→ GIVEN PROBLEM
Copy every one of the lines below word for word, leaving out the pictures.

------------

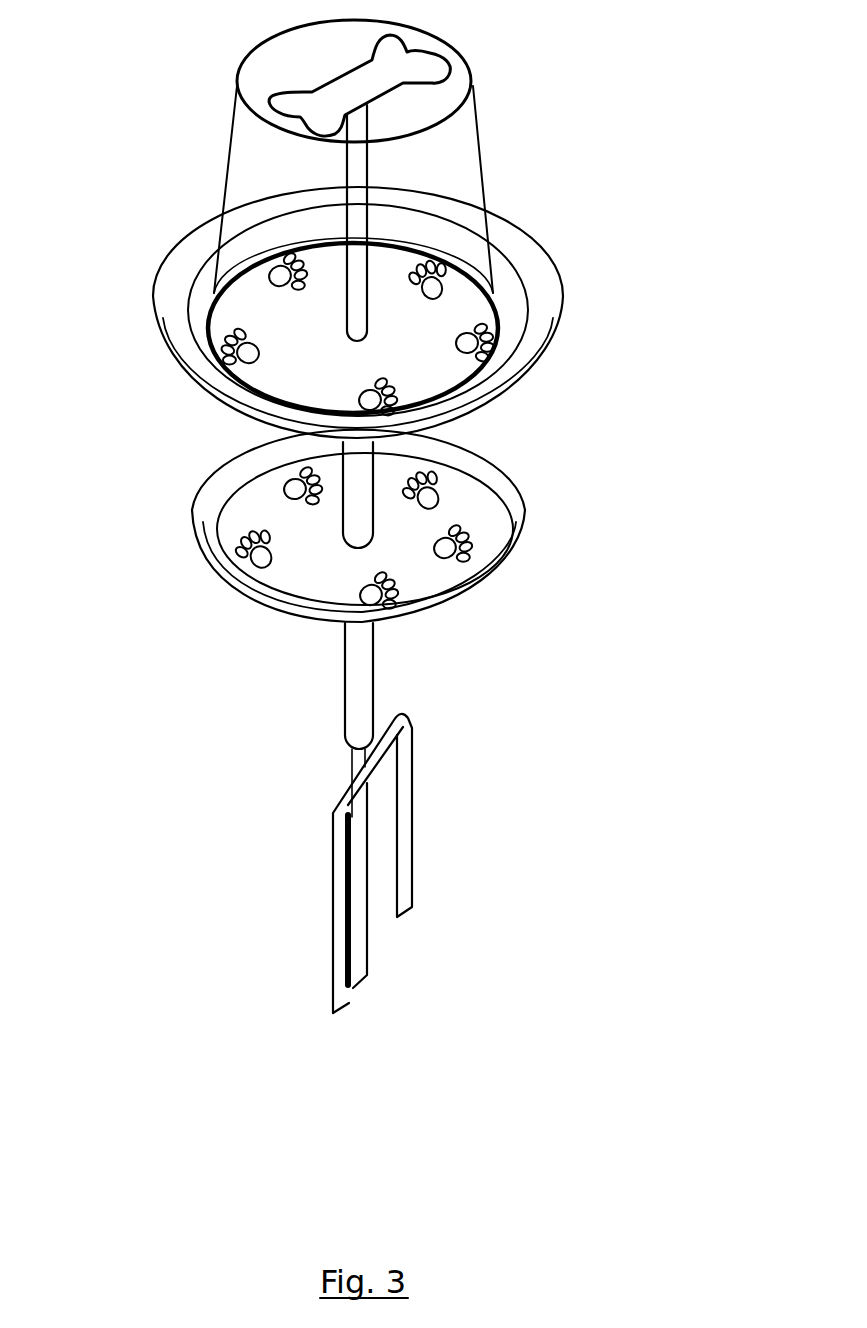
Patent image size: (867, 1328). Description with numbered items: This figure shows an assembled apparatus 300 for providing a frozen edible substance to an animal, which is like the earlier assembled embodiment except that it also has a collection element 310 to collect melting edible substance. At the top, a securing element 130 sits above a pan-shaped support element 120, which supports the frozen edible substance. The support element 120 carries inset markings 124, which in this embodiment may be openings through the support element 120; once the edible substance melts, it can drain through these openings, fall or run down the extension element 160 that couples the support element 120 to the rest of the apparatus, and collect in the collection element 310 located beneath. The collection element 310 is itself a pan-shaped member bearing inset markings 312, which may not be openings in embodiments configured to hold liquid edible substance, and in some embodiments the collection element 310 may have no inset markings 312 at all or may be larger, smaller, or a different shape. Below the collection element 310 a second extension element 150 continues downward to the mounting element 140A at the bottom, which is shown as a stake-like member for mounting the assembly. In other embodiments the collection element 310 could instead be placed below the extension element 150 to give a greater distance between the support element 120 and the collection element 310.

The assembled apparatus 300 is at (420, 658).
The collection element 310 is at (338, 545).
The inset markings 312 is at (243, 540).
The inset markings 124 is at (240, 333).
The support element 120 is at (342, 312).
The securing element 130 is at (347, 150).
The extension element 160 is at (377, 480).
The extension element 150 is at (375, 640).
The mounting element 140A is at (333, 912).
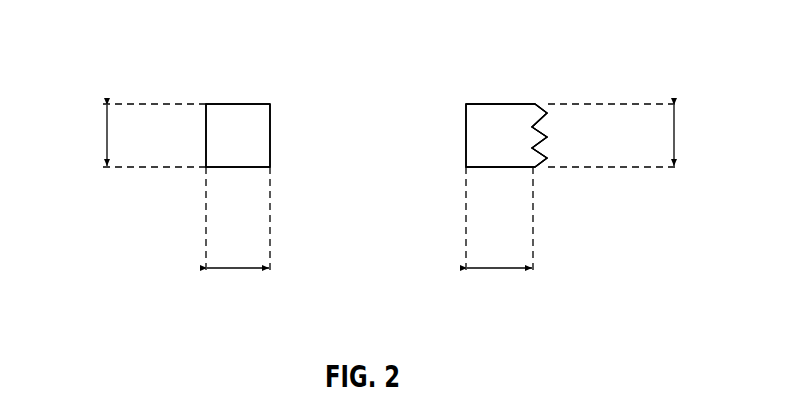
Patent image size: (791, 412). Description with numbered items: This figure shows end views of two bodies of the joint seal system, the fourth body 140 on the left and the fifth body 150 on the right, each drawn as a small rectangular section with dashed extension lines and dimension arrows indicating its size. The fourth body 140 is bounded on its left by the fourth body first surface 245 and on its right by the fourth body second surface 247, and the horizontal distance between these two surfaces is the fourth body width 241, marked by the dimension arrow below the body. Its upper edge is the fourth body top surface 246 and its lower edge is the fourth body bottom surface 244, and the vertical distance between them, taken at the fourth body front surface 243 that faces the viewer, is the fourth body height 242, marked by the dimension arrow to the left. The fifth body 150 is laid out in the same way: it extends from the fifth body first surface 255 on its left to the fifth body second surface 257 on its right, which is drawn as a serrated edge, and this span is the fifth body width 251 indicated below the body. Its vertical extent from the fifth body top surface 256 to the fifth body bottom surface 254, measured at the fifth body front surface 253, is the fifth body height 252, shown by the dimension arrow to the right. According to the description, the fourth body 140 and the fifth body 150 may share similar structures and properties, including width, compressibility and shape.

The fourth body 140 is at (235, 137).
The fifth body 150 is at (508, 137).
The fourth body width 241 is at (247, 273).
The fourth body height 242 is at (107, 137).
The fourth body front surface 243 is at (257, 149).
The fourth body bottom surface 244 is at (255, 167).
The fourth body first surface 245 is at (206, 145).
The fourth body top surface 246 is at (238, 104).
The fourth body second surface 247 is at (270, 137).
The fifth body width 251 is at (508, 273).
The fifth body height 252 is at (674, 137).
The fifth body front surface 253 is at (527, 149).
The fifth body bottom surface 254 is at (517, 167).
The fifth body first surface 255 is at (466, 137).
The fifth body top surface 256 is at (500, 104).
The fifth body second surface 257 is at (547, 137).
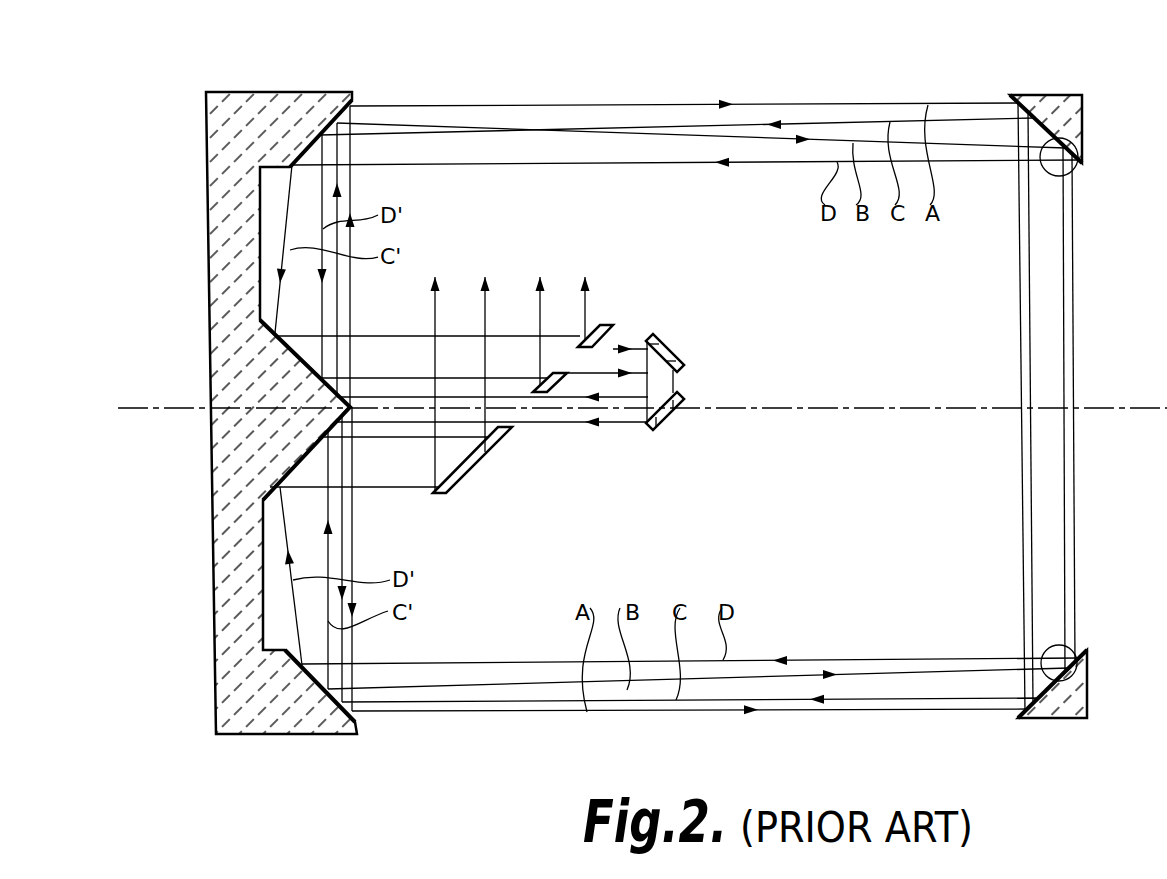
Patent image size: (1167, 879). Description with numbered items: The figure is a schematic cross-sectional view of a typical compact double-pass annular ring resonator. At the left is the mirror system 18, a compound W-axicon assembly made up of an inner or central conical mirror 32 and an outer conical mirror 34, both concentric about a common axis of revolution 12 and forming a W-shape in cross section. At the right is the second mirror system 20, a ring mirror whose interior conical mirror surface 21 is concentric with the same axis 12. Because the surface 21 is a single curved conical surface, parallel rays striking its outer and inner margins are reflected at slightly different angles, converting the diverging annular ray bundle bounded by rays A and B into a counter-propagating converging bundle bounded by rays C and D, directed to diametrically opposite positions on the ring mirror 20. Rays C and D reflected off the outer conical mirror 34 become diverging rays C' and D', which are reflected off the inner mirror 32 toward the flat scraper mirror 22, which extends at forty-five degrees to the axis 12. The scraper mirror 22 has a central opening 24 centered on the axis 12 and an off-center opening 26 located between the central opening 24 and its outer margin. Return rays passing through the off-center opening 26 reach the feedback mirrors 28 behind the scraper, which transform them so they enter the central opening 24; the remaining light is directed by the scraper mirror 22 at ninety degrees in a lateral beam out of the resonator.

The common axis of revolution 12 is at (140, 410).
The mirror system 18 is at (256, 84).
The second mirror system 20 is at (1066, 93).
The interior conical mirror surface 21 is at (1078, 163).
The scraper mirror 22 is at (497, 452).
The central opening 24 is at (513, 424).
The off-center opening 26 is at (573, 357).
The feedback mirrors 28 is at (658, 343).
The inner conical mirror 32 is at (305, 344).
The outer conical mirror 34 is at (316, 137).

------------

→ CORRECT OUTPUT
Patent image size: (867, 1328). Description with numbered items: This figure shows an assembled apparatus 300 for providing a frozen edible substance to an animal, which is like the earlier assembled embodiment except that it also has a collection element 310 to collect melting edible substance. At the top, a securing element 130 sits above a pan-shaped support element 120, which supports the frozen edible substance. The support element 120 carries inset markings 124, which in this embodiment may be openings through the support element 120; once the edible substance melts, it can drain through these openings, fall or run down the extension element 160 that couples the support element 120 to the rest of the apparatus, and collect in the collection element 310 located beneath. The collection element 310 is itself a pan-shaped member bearing inset markings 312, which may not be openings in embodiments configured to hold liquid edible substance, and in some embodiments the collection element 310 may have no inset markings 312 at all or may be larger, smaller, or a different shape. Below the collection element 310 a second extension element 150 continues downward to the mounting element 140A at the bottom, which is shown as a stake-like member for mounting the assembly. In other embodiments the collection element 310 could instead be placed below the extension element 150 to give a greater distance between the support element 120 and the collection element 310.

The assembled apparatus 300 is at (420, 658).
The collection element 310 is at (338, 545).
The inset markings 312 is at (243, 540).
The inset markings 124 is at (240, 333).
The support element 120 is at (342, 312).
The securing element 130 is at (347, 150).
The extension element 160 is at (377, 480).
The extension element 150 is at (375, 640).
The mounting element 140A is at (333, 912).
Patent image size: (791, 412). Description with numbered items: This figure shows end views of two bodies of the joint seal system, the fourth body 140 on the left and the fifth body 150 on the right, each drawn as a small rectangular section with dashed extension lines and dimension arrows indicating its size. The fourth body 140 is bounded on its left by the fourth body first surface 245 and on its right by the fourth body second surface 247, and the horizontal distance between these two surfaces is the fourth body width 241, marked by the dimension arrow below the body. Its upper edge is the fourth body top surface 246 and its lower edge is the fourth body bottom surface 244, and the vertical distance between them, taken at the fourth body front surface 243 that faces the viewer, is the fourth body height 242, marked by the dimension arrow to the left. The fifth body 150 is laid out in the same way: it extends from the fifth body first surface 255 on its left to the fifth body second surface 257 on its right, which is drawn as a serrated edge, and this span is the fifth body width 251 indicated below the body. Its vertical extent from the fifth body top surface 256 to the fifth body bottom surface 254, measured at the fifth body front surface 253, is the fifth body height 252, shown by the dimension arrow to the right. According to the description, the fourth body 140 and the fifth body 150 may share similar structures and properties, including width, compressibility and shape.

The fourth body 140 is at (235, 137).
The fifth body 150 is at (508, 137).
The fourth body width 241 is at (247, 273).
The fourth body height 242 is at (107, 137).
The fourth body front surface 243 is at (257, 149).
The fourth body bottom surface 244 is at (255, 167).
The fourth body first surface 245 is at (206, 145).
The fourth body top surface 246 is at (238, 104).
The fourth body second surface 247 is at (270, 137).
The fifth body width 251 is at (508, 273).
The fifth body height 252 is at (674, 137).
The fifth body front surface 253 is at (527, 149).
The fifth body bottom surface 254 is at (517, 167).
The fifth body first surface 255 is at (466, 137).
The fifth body top surface 256 is at (500, 104).
The fifth body second surface 257 is at (547, 137).
Patent image size: (1167, 879). Description with numbered items: The figure is a schematic cross-sectional view of a typical compact double-pass annular ring resonator. At the left is the mirror system 18, a compound W-axicon assembly made up of an inner or central conical mirror 32 and an outer conical mirror 34, both concentric about a common axis of revolution 12 and forming a W-shape in cross section. At the right is the second mirror system 20, a ring mirror whose interior conical mirror surface 21 is concentric with the same axis 12. Because the surface 21 is a single curved conical surface, parallel rays striking its outer and inner margins are reflected at slightly different angles, converting the diverging annular ray bundle bounded by rays A and B into a counter-propagating converging bundle bounded by rays C and D, directed to diametrically opposite positions on the ring mirror 20. Rays C and D reflected off the outer conical mirror 34 become diverging rays C' and D', which are reflected off the inner mirror 32 toward the flat scraper mirror 22, which extends at forty-five degrees to the axis 12. The scraper mirror 22 has a central opening 24 centered on the axis 12 and an off-center opening 26 located between the central opening 24 and its outer margin. Return rays passing through the off-center opening 26 reach the feedback mirrors 28 behind the scraper, which transform them so they enter the central opening 24; the remaining light is directed by the scraper mirror 22 at ninety degrees in a lateral beam out of the resonator.

The common axis of revolution 12 is at (140, 410).
The mirror system 18 is at (256, 84).
The second mirror system 20 is at (1066, 93).
The interior conical mirror surface 21 is at (1078, 163).
The scraper mirror 22 is at (497, 452).
The central opening 24 is at (513, 424).
The off-center opening 26 is at (573, 357).
The feedback mirrors 28 is at (658, 343).
The inner conical mirror 32 is at (305, 344).
The outer conical mirror 34 is at (316, 137).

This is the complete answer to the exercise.